Items from a dataset
--- BEGIN ---

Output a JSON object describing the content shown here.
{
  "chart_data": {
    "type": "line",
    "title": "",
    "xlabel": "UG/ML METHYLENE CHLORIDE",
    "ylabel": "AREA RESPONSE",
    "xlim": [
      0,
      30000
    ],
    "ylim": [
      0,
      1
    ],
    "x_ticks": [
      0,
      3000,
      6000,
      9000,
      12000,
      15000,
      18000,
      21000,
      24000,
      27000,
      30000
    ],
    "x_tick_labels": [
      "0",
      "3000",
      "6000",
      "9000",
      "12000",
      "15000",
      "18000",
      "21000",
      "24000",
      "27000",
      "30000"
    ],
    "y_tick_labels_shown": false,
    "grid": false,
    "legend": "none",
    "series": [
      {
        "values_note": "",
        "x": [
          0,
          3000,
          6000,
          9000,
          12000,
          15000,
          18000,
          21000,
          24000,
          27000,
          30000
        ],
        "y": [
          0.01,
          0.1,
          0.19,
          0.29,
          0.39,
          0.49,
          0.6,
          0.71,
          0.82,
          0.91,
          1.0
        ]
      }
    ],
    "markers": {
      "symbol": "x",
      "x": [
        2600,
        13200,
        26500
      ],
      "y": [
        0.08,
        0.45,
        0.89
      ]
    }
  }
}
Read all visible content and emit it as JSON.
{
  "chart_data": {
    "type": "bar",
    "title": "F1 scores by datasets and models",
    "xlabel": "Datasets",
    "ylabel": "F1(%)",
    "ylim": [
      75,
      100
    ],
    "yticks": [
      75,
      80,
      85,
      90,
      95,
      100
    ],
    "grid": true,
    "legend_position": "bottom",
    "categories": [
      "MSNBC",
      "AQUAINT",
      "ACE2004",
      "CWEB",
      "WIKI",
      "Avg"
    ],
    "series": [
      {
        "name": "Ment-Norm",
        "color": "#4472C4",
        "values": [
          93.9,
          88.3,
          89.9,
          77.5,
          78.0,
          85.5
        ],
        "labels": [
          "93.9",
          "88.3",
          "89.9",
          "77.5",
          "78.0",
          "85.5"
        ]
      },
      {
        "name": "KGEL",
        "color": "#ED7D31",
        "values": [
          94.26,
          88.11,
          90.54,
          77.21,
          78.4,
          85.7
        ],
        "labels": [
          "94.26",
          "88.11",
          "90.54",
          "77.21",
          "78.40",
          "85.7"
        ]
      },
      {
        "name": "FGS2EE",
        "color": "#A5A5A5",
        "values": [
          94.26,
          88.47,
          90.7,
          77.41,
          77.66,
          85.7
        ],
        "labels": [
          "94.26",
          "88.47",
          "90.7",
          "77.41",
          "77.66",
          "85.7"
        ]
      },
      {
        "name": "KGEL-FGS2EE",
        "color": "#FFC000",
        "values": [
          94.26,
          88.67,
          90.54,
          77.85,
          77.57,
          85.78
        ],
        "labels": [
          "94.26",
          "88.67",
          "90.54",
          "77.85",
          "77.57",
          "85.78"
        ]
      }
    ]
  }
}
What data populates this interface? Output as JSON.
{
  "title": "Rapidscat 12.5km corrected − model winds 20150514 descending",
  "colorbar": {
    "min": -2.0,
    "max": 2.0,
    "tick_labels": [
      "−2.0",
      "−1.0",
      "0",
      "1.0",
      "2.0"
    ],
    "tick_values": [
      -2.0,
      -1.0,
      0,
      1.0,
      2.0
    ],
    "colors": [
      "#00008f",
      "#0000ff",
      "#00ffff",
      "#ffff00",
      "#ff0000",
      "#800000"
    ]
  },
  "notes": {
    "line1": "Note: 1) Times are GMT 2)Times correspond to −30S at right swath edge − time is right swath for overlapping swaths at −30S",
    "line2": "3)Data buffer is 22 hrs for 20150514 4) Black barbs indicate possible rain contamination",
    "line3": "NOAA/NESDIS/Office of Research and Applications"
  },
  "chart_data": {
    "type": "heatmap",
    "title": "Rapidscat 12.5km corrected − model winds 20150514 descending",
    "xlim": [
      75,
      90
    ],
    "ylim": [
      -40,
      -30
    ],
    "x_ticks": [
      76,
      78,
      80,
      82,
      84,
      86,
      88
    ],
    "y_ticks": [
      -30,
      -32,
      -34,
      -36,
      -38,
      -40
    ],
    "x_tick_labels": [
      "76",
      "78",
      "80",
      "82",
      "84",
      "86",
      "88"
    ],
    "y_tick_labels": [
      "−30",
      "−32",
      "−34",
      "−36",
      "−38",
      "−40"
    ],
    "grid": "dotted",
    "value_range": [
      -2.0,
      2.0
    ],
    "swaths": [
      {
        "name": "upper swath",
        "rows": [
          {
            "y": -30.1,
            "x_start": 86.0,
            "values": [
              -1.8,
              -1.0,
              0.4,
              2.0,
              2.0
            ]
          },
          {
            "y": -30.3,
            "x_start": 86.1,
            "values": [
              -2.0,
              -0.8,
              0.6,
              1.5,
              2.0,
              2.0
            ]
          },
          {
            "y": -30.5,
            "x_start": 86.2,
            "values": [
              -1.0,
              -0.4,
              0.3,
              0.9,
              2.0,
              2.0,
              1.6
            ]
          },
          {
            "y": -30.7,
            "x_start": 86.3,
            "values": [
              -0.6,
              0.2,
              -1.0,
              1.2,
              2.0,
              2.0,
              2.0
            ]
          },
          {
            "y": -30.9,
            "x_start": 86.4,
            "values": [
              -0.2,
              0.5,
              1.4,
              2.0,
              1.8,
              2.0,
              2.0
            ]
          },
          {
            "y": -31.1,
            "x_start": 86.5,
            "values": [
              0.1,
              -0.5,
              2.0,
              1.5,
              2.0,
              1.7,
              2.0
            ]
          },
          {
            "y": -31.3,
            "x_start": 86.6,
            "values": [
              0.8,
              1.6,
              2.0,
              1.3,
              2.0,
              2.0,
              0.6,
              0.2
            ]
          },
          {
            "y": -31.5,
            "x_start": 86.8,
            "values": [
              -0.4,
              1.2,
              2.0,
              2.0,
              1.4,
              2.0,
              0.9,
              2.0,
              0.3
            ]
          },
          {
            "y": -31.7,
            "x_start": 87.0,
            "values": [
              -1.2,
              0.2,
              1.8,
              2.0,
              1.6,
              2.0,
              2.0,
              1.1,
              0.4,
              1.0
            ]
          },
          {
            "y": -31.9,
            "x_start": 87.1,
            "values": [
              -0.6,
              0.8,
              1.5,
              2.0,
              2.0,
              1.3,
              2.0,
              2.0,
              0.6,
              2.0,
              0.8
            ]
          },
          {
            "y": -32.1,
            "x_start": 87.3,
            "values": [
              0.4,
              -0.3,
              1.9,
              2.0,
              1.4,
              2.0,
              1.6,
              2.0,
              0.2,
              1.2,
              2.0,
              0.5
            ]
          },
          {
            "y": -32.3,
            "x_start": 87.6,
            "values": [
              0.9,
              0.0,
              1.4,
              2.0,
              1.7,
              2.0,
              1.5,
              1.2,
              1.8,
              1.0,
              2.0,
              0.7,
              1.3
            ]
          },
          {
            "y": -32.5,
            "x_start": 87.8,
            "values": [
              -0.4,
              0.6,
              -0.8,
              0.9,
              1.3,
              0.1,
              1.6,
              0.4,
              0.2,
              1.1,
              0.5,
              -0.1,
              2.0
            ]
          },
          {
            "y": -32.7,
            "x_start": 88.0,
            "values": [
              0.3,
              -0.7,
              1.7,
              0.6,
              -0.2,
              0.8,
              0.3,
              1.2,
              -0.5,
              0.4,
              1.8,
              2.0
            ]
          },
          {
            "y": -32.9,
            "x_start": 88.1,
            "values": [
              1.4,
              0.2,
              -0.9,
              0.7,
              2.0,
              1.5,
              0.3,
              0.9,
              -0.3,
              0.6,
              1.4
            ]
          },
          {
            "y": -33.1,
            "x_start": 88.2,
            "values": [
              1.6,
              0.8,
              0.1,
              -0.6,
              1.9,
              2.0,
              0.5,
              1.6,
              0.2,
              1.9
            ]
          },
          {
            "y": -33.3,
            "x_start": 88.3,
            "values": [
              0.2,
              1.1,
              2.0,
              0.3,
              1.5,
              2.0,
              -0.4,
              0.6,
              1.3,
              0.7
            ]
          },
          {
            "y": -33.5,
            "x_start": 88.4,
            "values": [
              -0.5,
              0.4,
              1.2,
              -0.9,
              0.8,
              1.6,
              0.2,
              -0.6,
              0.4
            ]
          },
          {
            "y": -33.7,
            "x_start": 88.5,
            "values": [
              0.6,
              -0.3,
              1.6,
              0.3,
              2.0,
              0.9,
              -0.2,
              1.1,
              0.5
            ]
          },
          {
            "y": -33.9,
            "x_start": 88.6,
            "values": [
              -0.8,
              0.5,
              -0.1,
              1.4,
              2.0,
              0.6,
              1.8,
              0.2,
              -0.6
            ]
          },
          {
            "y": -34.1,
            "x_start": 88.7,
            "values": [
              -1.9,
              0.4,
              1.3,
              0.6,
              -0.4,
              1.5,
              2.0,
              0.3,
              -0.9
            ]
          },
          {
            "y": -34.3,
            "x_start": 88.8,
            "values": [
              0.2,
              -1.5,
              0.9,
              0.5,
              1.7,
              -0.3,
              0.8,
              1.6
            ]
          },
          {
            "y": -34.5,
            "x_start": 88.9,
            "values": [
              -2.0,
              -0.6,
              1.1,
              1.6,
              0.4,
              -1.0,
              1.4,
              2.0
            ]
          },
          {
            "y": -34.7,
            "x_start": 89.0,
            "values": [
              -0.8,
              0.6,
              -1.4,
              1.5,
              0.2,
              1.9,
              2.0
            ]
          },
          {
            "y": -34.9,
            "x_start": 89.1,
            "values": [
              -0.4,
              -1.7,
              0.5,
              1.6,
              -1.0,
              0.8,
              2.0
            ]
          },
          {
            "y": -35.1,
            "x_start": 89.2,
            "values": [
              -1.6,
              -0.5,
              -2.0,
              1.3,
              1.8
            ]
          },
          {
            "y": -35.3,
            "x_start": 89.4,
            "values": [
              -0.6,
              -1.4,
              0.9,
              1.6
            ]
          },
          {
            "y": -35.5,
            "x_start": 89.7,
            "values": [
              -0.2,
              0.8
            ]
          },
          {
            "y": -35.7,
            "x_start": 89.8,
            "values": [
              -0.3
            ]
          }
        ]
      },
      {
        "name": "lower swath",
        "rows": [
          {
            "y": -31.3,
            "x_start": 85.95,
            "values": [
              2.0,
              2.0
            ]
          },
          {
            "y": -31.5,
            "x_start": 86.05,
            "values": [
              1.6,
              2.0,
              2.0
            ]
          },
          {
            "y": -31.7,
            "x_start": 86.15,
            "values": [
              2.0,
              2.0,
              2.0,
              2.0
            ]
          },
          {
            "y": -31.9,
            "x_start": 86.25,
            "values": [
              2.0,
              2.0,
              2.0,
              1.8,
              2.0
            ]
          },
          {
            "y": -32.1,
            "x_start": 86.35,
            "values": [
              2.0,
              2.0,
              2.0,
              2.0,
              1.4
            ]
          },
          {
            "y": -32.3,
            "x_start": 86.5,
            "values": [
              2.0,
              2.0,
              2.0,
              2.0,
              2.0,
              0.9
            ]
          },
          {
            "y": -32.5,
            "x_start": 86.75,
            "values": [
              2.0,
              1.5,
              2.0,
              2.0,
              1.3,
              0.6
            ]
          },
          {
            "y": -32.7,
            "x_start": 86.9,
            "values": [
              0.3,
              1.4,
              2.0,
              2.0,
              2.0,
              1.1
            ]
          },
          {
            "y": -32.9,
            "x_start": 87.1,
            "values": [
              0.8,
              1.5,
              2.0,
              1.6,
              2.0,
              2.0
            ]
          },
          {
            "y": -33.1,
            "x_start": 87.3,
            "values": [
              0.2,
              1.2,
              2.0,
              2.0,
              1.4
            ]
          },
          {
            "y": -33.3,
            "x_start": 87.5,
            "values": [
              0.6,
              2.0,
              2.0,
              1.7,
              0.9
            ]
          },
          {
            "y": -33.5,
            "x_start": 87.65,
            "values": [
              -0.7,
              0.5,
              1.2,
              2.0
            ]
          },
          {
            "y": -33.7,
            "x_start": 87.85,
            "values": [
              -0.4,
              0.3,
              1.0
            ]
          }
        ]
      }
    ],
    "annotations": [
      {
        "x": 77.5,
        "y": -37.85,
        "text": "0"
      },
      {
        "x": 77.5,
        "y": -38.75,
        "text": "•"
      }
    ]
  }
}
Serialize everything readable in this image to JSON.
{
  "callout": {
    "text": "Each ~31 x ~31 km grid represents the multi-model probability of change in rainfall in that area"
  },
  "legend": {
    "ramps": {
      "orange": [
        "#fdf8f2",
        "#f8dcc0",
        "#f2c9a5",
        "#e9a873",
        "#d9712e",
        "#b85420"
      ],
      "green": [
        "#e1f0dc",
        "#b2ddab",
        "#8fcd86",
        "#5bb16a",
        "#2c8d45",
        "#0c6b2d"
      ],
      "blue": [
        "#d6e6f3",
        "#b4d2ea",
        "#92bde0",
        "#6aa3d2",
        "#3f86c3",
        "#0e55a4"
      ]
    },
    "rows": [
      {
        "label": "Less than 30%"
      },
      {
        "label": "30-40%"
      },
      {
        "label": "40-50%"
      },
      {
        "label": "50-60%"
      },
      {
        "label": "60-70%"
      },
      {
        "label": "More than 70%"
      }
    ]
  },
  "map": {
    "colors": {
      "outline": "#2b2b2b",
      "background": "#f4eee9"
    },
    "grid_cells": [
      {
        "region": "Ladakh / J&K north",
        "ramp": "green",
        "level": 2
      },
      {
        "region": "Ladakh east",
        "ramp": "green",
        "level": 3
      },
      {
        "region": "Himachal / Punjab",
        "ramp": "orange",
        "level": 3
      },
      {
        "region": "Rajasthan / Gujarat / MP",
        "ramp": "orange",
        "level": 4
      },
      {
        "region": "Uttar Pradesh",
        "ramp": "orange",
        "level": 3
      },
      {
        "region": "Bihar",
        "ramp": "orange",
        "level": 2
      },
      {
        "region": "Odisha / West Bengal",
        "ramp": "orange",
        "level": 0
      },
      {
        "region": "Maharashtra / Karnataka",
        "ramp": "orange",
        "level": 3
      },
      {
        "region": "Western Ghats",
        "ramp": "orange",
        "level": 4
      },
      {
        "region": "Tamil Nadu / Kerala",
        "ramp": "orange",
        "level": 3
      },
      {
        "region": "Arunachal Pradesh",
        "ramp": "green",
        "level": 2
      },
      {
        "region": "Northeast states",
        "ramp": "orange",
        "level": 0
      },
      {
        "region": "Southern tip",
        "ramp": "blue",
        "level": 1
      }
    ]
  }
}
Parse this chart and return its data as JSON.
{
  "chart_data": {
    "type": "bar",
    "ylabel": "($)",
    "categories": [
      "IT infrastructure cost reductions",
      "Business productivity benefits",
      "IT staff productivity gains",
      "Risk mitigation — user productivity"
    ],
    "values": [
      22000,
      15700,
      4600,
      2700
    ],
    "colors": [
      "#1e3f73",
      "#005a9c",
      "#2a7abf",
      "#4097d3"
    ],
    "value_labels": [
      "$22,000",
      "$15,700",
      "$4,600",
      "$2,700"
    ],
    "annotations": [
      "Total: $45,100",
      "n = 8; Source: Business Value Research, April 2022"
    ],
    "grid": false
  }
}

--- END ---

## PROBLEM STATEMENT:
Transcribe only the trailing portion of the entries above: the line that contains "Parse this chart and return its data as JSON." and each line after it.

## FULL RESPONSE:
Parse this chart and return its data as JSON.
{
  "chart_data": {
    "type": "bar",
    "ylabel": "($)",
    "categories": [
      "IT infrastructure cost reductions",
      "Business productivity benefits",
      "IT staff productivity gains",
      "Risk mitigation — user productivity"
    ],
    "values": [
      22000,
      15700,
      4600,
      2700
    ],
    "colors": [
      "#1e3f73",
      "#005a9c",
      "#2a7abf",
      "#4097d3"
    ],
    "value_labels": [
      "$22,000",
      "$15,700",
      "$4,600",
      "$2,700"
    ],
    "annotations": [
      "Total: $45,100",
      "n = 8; Source: Business Value Research, April 2022"
    ],
    "grid": false
  }
}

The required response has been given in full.